──────── Material for this task ────────

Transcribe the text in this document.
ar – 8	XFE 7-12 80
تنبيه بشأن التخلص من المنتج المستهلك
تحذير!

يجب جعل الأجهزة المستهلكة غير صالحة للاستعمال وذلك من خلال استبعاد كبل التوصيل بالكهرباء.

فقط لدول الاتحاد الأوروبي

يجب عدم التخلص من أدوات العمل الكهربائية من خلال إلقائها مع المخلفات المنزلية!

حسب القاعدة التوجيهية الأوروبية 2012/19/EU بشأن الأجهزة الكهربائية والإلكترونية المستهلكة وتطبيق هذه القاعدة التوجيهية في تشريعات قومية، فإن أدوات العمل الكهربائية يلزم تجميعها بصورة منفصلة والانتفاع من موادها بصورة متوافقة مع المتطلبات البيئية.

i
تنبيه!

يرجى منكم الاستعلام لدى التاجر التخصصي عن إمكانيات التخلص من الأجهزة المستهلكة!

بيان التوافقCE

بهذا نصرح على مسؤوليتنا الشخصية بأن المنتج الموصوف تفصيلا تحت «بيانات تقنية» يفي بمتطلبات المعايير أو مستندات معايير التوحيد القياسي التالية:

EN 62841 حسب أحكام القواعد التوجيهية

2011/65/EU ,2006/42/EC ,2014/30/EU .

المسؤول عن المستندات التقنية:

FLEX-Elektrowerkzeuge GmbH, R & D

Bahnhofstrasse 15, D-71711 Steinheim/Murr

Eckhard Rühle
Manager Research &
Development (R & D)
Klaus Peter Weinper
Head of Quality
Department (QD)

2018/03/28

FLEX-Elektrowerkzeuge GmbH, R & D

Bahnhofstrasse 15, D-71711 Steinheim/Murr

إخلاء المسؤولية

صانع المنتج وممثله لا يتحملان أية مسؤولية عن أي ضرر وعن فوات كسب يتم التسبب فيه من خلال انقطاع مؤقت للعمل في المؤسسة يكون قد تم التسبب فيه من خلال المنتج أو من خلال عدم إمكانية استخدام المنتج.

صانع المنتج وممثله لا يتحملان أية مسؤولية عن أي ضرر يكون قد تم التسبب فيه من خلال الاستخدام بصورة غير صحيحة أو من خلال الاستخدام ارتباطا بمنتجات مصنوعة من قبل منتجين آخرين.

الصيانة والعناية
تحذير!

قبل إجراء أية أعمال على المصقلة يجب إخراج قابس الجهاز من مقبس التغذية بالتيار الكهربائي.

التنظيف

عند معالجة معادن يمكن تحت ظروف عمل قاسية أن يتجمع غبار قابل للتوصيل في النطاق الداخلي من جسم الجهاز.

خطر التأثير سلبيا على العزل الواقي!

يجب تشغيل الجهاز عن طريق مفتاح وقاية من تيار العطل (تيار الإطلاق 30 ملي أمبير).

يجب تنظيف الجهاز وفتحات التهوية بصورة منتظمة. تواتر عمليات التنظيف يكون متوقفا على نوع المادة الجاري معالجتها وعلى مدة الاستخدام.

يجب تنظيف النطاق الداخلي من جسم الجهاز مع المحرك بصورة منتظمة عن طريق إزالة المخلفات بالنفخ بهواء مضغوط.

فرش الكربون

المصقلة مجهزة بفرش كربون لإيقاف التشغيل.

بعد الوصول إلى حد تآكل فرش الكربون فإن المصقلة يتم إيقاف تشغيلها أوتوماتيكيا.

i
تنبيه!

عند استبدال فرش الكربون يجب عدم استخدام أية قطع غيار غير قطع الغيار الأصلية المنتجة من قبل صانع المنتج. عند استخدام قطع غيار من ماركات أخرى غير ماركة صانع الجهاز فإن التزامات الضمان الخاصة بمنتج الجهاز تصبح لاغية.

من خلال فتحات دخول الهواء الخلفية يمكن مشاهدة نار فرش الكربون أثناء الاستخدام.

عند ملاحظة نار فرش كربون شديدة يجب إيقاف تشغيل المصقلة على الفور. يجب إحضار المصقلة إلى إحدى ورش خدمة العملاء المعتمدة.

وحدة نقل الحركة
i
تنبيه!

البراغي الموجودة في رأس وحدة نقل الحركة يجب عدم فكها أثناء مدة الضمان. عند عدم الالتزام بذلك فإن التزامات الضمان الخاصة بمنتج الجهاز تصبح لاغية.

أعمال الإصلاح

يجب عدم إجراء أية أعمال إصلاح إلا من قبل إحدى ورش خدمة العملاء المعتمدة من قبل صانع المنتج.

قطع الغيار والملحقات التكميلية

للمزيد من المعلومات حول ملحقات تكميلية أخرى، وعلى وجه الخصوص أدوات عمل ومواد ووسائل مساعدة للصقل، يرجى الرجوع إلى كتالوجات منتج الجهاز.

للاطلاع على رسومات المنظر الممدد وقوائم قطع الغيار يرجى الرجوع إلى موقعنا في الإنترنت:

────────

### Problem requirements
Report how many lines in these entries contain "الغيار". Answer with the number only.

### Response below
3